- [YOUR OBJECTIVE]: In the entries that follow, find the word "shisahikibutoko" and report each line it is on.

- [SUPPLIED INFORMATION]:

::::::

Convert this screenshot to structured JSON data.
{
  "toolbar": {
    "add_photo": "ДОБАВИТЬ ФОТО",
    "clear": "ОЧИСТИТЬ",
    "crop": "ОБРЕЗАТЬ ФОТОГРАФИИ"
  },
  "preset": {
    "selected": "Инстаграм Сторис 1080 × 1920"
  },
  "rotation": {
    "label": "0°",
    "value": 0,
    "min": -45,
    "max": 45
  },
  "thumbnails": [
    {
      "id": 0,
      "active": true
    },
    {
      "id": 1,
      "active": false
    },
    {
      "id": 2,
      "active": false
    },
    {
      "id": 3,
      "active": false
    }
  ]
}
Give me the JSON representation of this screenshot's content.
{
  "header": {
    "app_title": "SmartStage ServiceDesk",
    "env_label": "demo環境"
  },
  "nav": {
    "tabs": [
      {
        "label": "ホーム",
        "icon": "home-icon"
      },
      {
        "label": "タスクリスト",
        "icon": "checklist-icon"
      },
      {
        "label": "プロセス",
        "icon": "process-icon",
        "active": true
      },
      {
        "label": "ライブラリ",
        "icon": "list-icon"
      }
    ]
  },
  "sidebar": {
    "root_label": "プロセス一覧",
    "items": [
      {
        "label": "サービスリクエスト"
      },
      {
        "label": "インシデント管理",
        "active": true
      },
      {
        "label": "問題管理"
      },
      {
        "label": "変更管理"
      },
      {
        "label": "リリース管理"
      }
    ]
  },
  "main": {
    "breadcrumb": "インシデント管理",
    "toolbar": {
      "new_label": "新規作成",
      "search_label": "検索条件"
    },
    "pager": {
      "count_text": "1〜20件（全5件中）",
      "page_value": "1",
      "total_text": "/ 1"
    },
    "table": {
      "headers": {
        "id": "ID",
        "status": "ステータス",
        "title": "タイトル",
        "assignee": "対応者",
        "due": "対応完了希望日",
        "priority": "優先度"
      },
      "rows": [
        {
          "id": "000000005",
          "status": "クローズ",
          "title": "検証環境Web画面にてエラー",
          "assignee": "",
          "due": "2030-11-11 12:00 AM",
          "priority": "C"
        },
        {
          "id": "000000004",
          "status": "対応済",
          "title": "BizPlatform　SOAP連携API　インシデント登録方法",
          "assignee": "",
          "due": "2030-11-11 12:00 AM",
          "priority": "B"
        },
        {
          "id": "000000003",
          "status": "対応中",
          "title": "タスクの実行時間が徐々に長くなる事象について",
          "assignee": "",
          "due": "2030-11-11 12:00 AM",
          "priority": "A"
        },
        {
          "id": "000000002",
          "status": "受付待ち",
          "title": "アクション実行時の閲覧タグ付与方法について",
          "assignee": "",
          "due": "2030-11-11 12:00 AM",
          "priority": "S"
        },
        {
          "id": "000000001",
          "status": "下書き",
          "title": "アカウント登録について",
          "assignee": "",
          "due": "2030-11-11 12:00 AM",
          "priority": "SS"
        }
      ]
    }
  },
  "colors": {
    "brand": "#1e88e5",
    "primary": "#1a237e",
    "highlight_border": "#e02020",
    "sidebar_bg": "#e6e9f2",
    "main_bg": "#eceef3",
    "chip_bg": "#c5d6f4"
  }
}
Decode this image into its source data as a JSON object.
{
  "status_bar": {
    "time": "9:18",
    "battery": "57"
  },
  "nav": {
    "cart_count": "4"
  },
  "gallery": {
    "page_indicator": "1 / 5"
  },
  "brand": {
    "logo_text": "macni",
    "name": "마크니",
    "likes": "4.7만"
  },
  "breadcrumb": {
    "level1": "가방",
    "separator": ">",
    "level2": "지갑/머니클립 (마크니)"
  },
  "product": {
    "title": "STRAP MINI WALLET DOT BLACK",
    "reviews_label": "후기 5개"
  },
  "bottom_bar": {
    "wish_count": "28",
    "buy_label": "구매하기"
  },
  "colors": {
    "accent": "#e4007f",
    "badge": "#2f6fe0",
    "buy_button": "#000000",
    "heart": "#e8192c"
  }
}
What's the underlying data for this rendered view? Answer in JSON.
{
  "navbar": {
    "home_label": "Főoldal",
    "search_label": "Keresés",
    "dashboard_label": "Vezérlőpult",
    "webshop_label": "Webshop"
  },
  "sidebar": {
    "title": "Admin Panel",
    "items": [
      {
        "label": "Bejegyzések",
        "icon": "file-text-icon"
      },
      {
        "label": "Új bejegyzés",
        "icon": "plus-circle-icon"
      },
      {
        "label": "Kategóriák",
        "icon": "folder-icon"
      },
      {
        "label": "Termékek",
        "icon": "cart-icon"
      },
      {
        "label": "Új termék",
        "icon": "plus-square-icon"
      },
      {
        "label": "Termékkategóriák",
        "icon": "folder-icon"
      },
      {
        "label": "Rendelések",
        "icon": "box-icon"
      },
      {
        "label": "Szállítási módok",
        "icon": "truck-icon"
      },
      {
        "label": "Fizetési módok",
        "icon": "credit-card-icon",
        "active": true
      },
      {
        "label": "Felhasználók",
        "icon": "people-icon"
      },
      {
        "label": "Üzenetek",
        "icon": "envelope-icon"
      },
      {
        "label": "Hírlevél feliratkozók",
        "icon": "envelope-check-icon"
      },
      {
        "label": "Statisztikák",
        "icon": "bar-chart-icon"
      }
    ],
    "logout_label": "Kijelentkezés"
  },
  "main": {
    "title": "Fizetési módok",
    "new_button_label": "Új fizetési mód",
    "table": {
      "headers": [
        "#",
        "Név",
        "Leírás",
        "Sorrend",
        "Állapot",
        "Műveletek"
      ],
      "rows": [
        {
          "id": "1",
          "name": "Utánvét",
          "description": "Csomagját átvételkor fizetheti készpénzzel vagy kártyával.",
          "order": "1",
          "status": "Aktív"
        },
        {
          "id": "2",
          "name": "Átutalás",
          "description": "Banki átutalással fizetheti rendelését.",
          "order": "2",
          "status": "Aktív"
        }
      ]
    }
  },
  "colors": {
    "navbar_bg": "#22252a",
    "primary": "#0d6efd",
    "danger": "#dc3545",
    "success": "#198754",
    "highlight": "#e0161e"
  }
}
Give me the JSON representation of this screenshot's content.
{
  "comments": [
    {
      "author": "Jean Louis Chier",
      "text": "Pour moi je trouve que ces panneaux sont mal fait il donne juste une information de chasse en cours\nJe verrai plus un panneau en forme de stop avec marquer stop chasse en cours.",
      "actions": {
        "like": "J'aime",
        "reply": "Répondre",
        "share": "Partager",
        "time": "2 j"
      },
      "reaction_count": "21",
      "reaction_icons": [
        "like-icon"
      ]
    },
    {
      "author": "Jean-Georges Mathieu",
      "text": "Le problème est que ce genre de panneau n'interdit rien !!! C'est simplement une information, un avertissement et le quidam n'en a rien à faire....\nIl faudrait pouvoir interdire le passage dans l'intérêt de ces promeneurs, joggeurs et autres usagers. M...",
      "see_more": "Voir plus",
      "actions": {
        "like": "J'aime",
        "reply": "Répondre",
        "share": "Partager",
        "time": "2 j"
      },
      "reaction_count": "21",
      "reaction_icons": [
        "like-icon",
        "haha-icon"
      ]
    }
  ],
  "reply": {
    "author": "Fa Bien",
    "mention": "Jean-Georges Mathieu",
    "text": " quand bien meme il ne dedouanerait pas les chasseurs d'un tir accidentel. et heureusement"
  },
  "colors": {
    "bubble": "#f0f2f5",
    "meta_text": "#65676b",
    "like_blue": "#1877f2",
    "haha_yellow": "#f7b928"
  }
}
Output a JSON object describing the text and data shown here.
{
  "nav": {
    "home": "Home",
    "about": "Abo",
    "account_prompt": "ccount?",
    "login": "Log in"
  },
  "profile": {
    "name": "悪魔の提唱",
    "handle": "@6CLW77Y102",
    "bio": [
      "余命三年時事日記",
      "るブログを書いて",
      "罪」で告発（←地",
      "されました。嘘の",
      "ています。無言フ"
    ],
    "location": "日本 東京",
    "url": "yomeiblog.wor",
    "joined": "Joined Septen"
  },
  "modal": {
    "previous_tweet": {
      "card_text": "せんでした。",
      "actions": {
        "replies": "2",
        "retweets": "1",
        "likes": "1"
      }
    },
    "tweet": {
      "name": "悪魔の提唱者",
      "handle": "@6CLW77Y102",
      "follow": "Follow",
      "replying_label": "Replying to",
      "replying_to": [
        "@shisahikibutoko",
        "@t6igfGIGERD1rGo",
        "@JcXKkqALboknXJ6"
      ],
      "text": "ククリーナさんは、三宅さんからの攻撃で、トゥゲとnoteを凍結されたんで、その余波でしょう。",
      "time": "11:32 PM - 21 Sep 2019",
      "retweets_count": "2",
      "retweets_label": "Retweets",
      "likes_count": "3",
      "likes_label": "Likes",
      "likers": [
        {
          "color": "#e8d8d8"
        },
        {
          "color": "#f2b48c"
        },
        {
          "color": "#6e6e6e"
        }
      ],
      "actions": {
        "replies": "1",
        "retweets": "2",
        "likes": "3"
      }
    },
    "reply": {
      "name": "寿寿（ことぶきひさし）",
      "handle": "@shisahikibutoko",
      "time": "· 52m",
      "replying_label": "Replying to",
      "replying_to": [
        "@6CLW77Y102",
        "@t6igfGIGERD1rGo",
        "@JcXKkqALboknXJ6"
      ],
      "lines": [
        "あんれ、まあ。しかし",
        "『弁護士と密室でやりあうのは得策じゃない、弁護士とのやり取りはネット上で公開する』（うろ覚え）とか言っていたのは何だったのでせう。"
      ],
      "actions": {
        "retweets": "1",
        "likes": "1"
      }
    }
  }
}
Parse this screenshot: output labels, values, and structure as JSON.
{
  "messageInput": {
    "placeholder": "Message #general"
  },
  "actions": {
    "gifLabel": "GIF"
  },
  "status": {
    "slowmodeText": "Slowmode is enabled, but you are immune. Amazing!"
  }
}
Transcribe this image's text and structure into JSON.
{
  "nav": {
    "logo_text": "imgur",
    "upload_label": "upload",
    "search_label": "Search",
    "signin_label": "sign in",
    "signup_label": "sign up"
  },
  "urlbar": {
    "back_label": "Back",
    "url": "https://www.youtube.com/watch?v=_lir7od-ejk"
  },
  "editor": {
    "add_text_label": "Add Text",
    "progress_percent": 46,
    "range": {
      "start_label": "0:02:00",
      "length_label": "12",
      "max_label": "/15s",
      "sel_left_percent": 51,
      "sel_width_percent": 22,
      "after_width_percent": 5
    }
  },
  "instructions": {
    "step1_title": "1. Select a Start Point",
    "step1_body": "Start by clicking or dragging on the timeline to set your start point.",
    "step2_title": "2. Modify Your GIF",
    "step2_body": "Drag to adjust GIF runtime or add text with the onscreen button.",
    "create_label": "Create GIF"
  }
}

::::::

- [THE COMPLETED TASK]:
        "@shisahikibutoko",
      "handle": "@shisahikibutoko",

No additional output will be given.